CHALLENGE ▸ The entries need to be copied exactly.

MATERIAL TO PROCESS ▸
★ ★ ★ ★ ★
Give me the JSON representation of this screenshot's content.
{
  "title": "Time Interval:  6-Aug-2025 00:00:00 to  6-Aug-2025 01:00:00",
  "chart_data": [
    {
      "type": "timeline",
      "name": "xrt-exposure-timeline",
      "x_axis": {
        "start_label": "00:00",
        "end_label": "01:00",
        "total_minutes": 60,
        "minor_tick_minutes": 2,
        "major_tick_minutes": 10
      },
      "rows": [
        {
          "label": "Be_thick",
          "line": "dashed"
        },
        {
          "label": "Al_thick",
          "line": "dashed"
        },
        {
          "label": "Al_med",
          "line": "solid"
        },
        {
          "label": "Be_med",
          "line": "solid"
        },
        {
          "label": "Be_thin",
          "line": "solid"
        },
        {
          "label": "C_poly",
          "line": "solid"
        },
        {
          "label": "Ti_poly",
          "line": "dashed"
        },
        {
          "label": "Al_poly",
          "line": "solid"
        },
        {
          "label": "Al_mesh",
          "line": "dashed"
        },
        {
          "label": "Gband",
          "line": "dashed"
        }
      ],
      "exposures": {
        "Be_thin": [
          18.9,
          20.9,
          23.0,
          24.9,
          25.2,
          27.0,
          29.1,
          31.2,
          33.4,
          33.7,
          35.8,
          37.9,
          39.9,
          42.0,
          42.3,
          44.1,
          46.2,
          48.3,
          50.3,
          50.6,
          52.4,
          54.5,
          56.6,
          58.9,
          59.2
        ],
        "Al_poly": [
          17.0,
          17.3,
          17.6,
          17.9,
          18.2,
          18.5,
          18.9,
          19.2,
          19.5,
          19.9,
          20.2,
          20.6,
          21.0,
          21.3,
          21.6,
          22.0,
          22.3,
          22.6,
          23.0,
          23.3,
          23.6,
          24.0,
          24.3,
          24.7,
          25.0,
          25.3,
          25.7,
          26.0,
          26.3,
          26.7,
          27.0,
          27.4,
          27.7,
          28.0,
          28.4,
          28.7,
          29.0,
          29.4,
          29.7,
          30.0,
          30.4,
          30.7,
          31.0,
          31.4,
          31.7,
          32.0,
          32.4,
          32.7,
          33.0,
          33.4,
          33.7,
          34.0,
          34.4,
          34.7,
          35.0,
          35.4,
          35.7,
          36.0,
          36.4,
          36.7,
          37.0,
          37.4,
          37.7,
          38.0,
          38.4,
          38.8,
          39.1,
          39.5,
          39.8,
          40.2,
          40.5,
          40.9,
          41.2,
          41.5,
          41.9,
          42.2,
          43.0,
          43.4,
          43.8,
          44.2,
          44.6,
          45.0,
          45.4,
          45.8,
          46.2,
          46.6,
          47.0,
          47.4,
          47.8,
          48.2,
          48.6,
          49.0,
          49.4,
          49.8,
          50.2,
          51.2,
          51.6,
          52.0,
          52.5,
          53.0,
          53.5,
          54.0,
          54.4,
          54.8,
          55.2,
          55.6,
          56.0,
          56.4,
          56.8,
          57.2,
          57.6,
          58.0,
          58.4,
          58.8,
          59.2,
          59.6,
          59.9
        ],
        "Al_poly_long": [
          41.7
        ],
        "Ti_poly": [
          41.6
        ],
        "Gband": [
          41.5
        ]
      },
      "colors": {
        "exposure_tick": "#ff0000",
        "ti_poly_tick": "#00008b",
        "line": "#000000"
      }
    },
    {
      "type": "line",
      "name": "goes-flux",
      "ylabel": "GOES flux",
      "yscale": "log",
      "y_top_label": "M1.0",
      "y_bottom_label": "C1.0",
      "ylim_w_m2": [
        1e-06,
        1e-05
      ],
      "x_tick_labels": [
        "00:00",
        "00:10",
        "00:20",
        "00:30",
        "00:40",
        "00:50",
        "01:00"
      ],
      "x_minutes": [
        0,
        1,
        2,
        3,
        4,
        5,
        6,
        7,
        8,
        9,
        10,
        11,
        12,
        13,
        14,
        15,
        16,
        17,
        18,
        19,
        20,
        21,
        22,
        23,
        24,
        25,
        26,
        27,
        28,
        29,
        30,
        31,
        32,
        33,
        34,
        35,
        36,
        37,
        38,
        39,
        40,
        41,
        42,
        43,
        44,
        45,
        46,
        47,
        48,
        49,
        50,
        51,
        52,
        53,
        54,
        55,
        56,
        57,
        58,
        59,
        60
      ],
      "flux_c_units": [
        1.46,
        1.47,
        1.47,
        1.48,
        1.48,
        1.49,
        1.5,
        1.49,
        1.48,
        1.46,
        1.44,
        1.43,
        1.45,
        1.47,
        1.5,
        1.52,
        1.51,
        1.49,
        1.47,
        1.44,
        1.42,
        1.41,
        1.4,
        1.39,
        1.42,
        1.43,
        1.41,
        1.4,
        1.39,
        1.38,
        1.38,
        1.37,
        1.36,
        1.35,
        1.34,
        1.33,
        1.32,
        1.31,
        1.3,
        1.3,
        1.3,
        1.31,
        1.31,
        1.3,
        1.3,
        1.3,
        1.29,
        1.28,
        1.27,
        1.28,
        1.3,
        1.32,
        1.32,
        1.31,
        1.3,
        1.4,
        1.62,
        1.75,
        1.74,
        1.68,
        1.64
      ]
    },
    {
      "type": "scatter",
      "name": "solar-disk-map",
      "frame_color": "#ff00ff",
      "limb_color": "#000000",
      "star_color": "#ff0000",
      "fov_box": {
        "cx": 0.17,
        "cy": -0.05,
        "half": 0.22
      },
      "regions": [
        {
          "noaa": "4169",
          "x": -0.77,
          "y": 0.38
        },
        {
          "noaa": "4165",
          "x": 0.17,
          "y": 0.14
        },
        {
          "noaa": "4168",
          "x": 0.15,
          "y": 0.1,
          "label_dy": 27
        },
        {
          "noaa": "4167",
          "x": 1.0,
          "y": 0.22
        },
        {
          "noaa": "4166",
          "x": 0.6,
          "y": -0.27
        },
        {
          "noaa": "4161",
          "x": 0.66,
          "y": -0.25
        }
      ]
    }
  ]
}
★ ★ ★ ★ ★
ANSWER TO THIS PROBLEM ▸
Give me the JSON representation of this screenshot's content.
{
  "title": "Time Interval:  6-Aug-2025 00:00:00 to  6-Aug-2025 01:00:00",
  "chart_data": [
    {
      "type": "timeline",
      "name": "xrt-exposure-timeline",
      "x_axis": {
        "start_label": "00:00",
        "end_label": "01:00",
        "total_minutes": 60,
        "minor_tick_minutes": 2,
        "major_tick_minutes": 10
      },
      "rows": [
        {
          "label": "Be_thick",
          "line": "dashed"
        },
        {
          "label": "Al_thick",
          "line": "dashed"
        },
        {
          "label": "Al_med",
          "line": "solid"
        },
        {
          "label": "Be_med",
          "line": "solid"
        },
        {
          "label": "Be_thin",
          "line": "solid"
        },
        {
          "label": "C_poly",
          "line": "solid"
        },
        {
          "label": "Ti_poly",
          "line": "dashed"
        },
        {
          "label": "Al_poly",
          "line": "solid"
        },
        {
          "label": "Al_mesh",
          "line": "dashed"
        },
        {
          "label": "Gband",
          "line": "dashed"
        }
      ],
      "exposures": {
        "Be_thin": [
          18.9,
          20.9,
          23.0,
          24.9,
          25.2,
          27.0,
          29.1,
          31.2,
          33.4,
          33.7,
          35.8,
          37.9,
          39.9,
          42.0,
          42.3,
          44.1,
          46.2,
          48.3,
          50.3,
          50.6,
          52.4,
          54.5,
          56.6,
          58.9,
          59.2
        ],
        "Al_poly": [
          17.0,
          17.3,
          17.6,
          17.9,
          18.2,
          18.5,
          18.9,
          19.2,
          19.5,
          19.9,
          20.2,
          20.6,
          21.0,
          21.3,
          21.6,
          22.0,
          22.3,
          22.6,
          23.0,
          23.3,
          23.6,
          24.0,
          24.3,
          24.7,
          25.0,
          25.3,
          25.7,
          26.0,
          26.3,
          26.7,
          27.0,
          27.4,
          27.7,
          28.0,
          28.4,
          28.7,
          29.0,
          29.4,
          29.7,
          30.0,
          30.4,
          30.7,
          31.0,
          31.4,
          31.7,
          32.0,
          32.4,
          32.7,
          33.0,
          33.4,
          33.7,
          34.0,
          34.4,
          34.7,
          35.0,
          35.4,
          35.7,
          36.0,
          36.4,
          36.7,
          37.0,
          37.4,
          37.7,
          38.0,
          38.4,
          38.8,
          39.1,
          39.5,
          39.8,
          40.2,
          40.5,
          40.9,
          41.2,
          41.5,
          41.9,
          42.2,
          43.0,
          43.4,
          43.8,
          44.2,
          44.6,
          45.0,
          45.4,
          45.8,
          46.2,
          46.6,
          47.0,
          47.4,
          47.8,
          48.2,
          48.6,
          49.0,
          49.4,
          49.8,
          50.2,
          51.2,
          51.6,
          52.0,
          52.5,
          53.0,
          53.5,
          54.0,
          54.4,
          54.8,
          55.2,
          55.6,
          56.0,
          56.4,
          56.8,
          57.2,
          57.6,
          58.0,
          58.4,
          58.8,
          59.2,
          59.6,
          59.9
        ],
        "Al_poly_long": [
          41.7
        ],
        "Ti_poly": [
          41.6
        ],
        "Gband": [
          41.5
        ]
      },
      "colors": {
        "exposure_tick": "#ff0000",
        "ti_poly_tick": "#00008b",
        "line": "#000000"
      }
    },
    {
      "type": "line",
      "name": "goes-flux",
      "ylabel": "GOES flux",
      "yscale": "log",
      "y_top_label": "M1.0",
      "y_bottom_label": "C1.0",
      "ylim_w_m2": [
        1e-06,
        1e-05
      ],
      "x_tick_labels": [
        "00:00",
        "00:10",
        "00:20",
        "00:30",
        "00:40",
        "00:50",
        "01:00"
      ],
      "x_minutes": [
        0,
        1,
        2,
        3,
        4,
        5,
        6,
        7,
        8,
        9,
        10,
        11,
        12,
        13,
        14,
        15,
        16,
        17,
        18,
        19,
        20,
        21,
        22,
        23,
        24,
        25,
        26,
        27,
        28,
        29,
        30,
        31,
        32,
        33,
        34,
        35,
        36,
        37,
        38,
        39,
        40,
        41,
        42,
        43,
        44,
        45,
        46,
        47,
        48,
        49,
        50,
        51,
        52,
        53,
        54,
        55,
        56,
        57,
        58,
        59,
        60
      ],
      "flux_c_units": [
        1.46,
        1.47,
        1.47,
        1.48,
        1.48,
        1.49,
        1.5,
        1.49,
        1.48,
        1.46,
        1.44,
        1.43,
        1.45,
        1.47,
        1.5,
        1.52,
        1.51,
        1.49,
        1.47,
        1.44,
        1.42,
        1.41,
        1.4,
        1.39,
        1.42,
        1.43,
        1.41,
        1.4,
        1.39,
        1.38,
        1.38,
        1.37,
        1.36,
        1.35,
        1.34,
        1.33,
        1.32,
        1.31,
        1.3,
        1.3,
        1.3,
        1.31,
        1.31,
        1.3,
        1.3,
        1.3,
        1.29,
        1.28,
        1.27,
        1.28,
        1.3,
        1.32,
        1.32,
        1.31,
        1.3,
        1.4,
        1.62,
        1.75,
        1.74,
        1.68,
        1.64
      ]
    },
    {
      "type": "scatter",
      "name": "solar-disk-map",
      "frame_color": "#ff00ff",
      "limb_color": "#000000",
      "star_color": "#ff0000",
      "fov_box": {
        "cx": 0.17,
        "cy": -0.05,
        "half": 0.22
      },
      "regions": [
        {
          "noaa": "4169",
          "x": -0.77,
          "y": 0.38
        },
        {
          "noaa": "4165",
          "x": 0.17,
          "y": 0.14
        },
        {
          "noaa": "4168",
          "x": 0.15,
          "y": 0.1,
          "label_dy": 27
        },
        {
          "noaa": "4167",
          "x": 1.0,
          "y": 0.22
        },
        {
          "noaa": "4166",
          "x": 0.6,
          "y": -0.27
        },
        {
          "noaa": "4161",
          "x": 0.66,
          "y": -0.25
        }
      ]
    }
  ]
}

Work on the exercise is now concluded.